_Exercise instructions_: Gather up every line from the entries below that uses the word "Sauce".

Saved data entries
* * * *

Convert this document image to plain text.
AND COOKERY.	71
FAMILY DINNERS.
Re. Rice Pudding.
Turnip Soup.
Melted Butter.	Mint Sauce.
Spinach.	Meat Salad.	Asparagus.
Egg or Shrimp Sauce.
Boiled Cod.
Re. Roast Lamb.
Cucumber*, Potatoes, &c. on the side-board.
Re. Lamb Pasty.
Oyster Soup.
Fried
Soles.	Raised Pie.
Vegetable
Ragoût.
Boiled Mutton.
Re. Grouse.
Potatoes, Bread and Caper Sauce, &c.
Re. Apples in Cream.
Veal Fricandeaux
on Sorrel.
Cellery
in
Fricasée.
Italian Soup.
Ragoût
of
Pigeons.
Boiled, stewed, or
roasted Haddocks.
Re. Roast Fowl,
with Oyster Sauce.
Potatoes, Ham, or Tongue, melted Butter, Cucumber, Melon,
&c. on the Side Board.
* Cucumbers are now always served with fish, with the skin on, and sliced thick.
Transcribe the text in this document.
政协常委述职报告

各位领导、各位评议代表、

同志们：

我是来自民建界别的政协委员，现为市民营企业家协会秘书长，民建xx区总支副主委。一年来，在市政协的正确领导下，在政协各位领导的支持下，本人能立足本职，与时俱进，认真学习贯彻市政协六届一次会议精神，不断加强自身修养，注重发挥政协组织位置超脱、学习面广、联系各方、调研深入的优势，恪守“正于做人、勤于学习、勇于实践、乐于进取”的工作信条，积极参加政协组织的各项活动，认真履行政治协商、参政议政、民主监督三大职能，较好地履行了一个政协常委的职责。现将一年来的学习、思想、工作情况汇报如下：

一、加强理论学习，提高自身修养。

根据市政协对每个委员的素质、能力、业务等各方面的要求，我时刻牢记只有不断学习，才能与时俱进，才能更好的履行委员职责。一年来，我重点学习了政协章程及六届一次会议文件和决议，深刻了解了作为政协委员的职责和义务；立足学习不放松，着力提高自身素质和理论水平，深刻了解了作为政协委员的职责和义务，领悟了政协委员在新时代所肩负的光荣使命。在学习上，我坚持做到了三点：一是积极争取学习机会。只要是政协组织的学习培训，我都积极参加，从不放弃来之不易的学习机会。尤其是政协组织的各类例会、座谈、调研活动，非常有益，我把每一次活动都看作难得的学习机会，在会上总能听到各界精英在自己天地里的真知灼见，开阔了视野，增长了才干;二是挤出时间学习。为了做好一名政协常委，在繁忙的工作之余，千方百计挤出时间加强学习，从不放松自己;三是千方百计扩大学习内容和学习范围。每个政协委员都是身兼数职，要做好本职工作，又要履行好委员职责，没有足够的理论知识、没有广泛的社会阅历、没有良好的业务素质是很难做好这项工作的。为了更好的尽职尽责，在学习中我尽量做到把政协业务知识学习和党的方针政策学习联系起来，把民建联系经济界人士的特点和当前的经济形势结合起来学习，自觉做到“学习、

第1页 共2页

* * * *

_Output_:
Melted Butter.	Mint Sauce.
Egg or Shrimp Sauce.
Potatoes, Bread and Caper Sauce, &c.
with Oyster Sauce.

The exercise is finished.